● Work to complete:
(a) In the shortest-path answer, rewrite the paragraph beginning "The algorithm Will presented has" as a bulleted list that keeps its main facts.
(b) According to the shortest-path answer, why does the graph called "problematic" make it hard to find a path from 1 to 4? Explain in one to three sentences.
(c) Extend the shortest-path answer, starting after its final sentence.

Since you're trying to solve this in two dimensions, and for other problems than the one described, let's explore some more general solutions. We are trying to solve the shortest path problem on directed graphs.
Our representation of a graph is currently something like a -> [a], where the function returns the vertices reachable from the input. Any implementation will additionally require that we can compare to see if two vertices are the same, so we'll need Eq a.
The following graph is problematic, and introduces almost all of the difficulty in solving the problem in general:
problematic 1 = [2]
problematic 2 = [3]
problematic 3 = [2]
problematic 4 = []
When trying to reach 4 from 1, there are is a cycle involving 2 and 3 that must be detected to determine that there is no path from 1 to 4.
Breadth-first search
The algorithm Will presented has, if applied to the general problem for finite graphs, worst case performance that is unbounded in both time and space. We can modify his solution to attack the general problem for graphs containing only finite paths and finite cycles by adding cycle detection. Both his original solution and this modification will find finite paths even in infinite graphs, but neither is able to reliably determine that there is no path between two vertices in an infinite graph.
acyclicPaths :: (Eq a) => (a->[a]) -> a -> a -> [[a]]
acyclicPaths steps i j = map (tail . reverse) . filter ((== j).head) $ queue
where
queue = [[i]] ++ gen 1 queue
gen d _ | d <= 0 = []
gen d (visited:t) = let r = filter ((flip notElem) visited) . steps . head $ visited
in map (:visited) r ++ gen (d+length r-1) t
shortestPath :: (Eq a) => (a->[a]) -> a -> a -> Maybe [a]
shortestPath succs i j = listToMaybe (acyclicPaths succs i j)
Reusing the step function from Will's answer as the definition of your example problem, we could get the length of the shortest path from floor 4 to 5 of an 11 story building by fmap length $ shortestPath (step 11) 4 5. This returns Just 3.

● Extracted records:
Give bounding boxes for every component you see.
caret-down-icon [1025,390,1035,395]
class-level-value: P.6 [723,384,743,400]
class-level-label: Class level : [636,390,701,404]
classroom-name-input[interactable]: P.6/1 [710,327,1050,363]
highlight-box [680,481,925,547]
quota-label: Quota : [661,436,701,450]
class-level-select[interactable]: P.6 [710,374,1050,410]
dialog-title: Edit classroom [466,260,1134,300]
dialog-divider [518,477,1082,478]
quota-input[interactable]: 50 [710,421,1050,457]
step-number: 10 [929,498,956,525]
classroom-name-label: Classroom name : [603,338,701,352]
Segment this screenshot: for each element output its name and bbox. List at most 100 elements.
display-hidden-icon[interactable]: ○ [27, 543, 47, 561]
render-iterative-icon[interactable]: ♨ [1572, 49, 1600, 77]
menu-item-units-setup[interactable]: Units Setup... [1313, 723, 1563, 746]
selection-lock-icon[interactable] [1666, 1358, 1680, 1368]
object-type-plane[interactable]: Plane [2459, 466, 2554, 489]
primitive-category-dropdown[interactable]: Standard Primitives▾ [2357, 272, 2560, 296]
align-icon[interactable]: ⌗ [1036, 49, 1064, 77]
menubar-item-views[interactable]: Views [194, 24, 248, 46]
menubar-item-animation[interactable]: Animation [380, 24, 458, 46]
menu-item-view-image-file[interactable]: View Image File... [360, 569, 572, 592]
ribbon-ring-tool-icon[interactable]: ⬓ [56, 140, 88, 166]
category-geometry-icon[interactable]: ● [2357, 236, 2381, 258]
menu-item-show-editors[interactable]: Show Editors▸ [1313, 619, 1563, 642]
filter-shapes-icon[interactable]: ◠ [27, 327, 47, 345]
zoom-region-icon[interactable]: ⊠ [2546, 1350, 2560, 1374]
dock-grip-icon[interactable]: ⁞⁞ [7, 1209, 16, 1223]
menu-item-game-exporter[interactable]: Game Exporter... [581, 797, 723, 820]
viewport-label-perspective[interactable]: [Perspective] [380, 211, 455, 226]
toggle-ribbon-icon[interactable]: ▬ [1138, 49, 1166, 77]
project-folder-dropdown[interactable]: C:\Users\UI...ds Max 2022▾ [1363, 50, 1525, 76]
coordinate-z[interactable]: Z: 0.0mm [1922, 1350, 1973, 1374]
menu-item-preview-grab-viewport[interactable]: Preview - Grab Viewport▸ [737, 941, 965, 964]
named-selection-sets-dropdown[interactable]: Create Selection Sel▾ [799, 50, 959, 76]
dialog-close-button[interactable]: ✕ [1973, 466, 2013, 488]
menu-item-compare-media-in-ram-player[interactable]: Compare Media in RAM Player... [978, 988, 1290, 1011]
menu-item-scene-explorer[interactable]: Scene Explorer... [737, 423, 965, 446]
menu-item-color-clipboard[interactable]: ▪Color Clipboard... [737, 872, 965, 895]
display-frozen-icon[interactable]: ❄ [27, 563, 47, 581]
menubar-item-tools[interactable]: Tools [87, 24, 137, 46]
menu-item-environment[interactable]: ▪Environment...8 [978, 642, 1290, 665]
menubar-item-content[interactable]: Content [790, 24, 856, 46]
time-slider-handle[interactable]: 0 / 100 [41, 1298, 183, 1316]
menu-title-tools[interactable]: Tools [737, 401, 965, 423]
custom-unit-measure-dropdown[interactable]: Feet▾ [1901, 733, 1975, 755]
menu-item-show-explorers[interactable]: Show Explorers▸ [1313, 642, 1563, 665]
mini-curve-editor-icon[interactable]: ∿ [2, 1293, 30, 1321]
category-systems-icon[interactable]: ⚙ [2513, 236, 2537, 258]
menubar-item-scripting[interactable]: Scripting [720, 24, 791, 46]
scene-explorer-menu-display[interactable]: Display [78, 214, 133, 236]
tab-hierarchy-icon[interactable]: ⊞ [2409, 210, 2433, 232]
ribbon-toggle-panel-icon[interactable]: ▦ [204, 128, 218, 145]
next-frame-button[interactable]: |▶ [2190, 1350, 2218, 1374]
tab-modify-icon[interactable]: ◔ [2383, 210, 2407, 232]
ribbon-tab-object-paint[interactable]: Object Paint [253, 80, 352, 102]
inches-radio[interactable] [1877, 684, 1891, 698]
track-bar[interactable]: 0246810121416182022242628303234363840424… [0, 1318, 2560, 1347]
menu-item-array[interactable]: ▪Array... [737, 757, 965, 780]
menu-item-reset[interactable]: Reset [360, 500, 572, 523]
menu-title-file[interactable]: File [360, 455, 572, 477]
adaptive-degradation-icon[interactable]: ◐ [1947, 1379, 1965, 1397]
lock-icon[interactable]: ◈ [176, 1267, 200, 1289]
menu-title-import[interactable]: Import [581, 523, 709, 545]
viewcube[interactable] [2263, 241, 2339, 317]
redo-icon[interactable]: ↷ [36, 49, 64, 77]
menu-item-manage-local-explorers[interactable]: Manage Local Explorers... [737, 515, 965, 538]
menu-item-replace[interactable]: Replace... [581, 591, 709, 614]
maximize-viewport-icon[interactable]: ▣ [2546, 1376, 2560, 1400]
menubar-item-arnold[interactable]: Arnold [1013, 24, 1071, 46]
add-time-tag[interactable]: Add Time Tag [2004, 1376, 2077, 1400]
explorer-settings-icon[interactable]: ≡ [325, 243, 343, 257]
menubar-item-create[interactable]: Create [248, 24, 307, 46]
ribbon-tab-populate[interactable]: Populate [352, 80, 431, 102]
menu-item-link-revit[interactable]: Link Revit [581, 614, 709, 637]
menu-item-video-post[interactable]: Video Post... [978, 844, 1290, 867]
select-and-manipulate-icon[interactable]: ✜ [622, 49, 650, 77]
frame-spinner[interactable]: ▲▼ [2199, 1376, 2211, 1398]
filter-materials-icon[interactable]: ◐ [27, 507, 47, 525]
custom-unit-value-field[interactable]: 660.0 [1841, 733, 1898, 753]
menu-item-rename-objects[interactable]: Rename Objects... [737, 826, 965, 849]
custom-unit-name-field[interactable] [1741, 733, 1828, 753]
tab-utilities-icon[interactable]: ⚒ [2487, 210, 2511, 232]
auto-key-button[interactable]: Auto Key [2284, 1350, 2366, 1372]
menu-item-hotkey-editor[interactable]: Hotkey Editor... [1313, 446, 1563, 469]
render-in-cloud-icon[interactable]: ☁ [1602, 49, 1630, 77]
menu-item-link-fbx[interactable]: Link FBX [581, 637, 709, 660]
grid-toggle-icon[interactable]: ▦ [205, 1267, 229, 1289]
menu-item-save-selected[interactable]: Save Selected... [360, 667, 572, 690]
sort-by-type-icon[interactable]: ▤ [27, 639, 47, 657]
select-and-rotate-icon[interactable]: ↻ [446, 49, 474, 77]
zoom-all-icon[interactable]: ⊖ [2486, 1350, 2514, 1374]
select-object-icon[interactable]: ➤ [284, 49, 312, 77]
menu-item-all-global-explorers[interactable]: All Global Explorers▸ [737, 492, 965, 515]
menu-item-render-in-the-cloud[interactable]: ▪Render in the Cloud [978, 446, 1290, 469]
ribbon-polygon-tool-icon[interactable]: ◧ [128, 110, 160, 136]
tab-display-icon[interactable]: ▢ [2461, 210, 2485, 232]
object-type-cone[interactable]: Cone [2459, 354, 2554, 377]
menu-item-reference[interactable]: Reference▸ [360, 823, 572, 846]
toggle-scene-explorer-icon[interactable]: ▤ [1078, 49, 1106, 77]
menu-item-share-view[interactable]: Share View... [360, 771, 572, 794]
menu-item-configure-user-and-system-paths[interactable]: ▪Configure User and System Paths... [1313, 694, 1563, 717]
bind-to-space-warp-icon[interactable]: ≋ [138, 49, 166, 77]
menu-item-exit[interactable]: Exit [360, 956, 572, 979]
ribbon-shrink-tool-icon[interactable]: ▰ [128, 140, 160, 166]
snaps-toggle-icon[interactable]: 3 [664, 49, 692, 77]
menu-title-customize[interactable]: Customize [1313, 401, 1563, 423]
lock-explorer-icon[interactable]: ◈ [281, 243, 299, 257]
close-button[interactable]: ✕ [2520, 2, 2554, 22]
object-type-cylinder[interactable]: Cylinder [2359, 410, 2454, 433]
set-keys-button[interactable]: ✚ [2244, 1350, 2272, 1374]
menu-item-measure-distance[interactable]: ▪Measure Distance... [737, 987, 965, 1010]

● Set of answers:
(a)
- When applied to the general problem for finite graphs, Will's algorithm has worst-case performance that is unbounded in both time and space.
- Adding cycle detection to his solution lets it handle the general problem for graphs that contain only finite paths and finite cycles.
- Both the original solution and the modified one will find finite paths even in infinite graphs.
- Neither version can reliably determine that there is no path between two vertices in an infinite graph.

(b) When searching for 4 from 1, the search reaches a cycle in which 2 leads to 3 and 3 leads back to 2. That cycle must be detected before one can conclude that no path exists from 1 to 4.

(c)
Let's consider a finite graph with v vertices and e edges. A graph with v vertices and e edges can be described by an input of size n ~ O(v+e). The worst case graph for this algorithm is to have one unreachable vertex, j, and the remaining vertexes and edges devoted to creating the largest number of acyclic paths starting at i. This is probably something like a clique containing all the vertices that aren't i or j, with edges from i to every other vertex that isn't j. The number of vertices in a clique with e edges is O(e^(1/2)), so this graph has e ~ O(n), v ~ O(n^(1/2)). This graph would have O((n^(1/2))!) paths to explore before determining that j is unreachable.
The memory required by this function for this case is O((n^(1/2))!), since it only requires a constant increase in the queue for each path.
The time required by this function for this case is O((n^(1/2))! * n^(1/2)). Each time it expands a path, it must check that the new node isn't already in the path, which takes O(v) ~ O(n^(1/2)) time. This could be improved to O(log (n^(1/2))) if we had Ord a and used a Set a or similar structure to store the visited vertices.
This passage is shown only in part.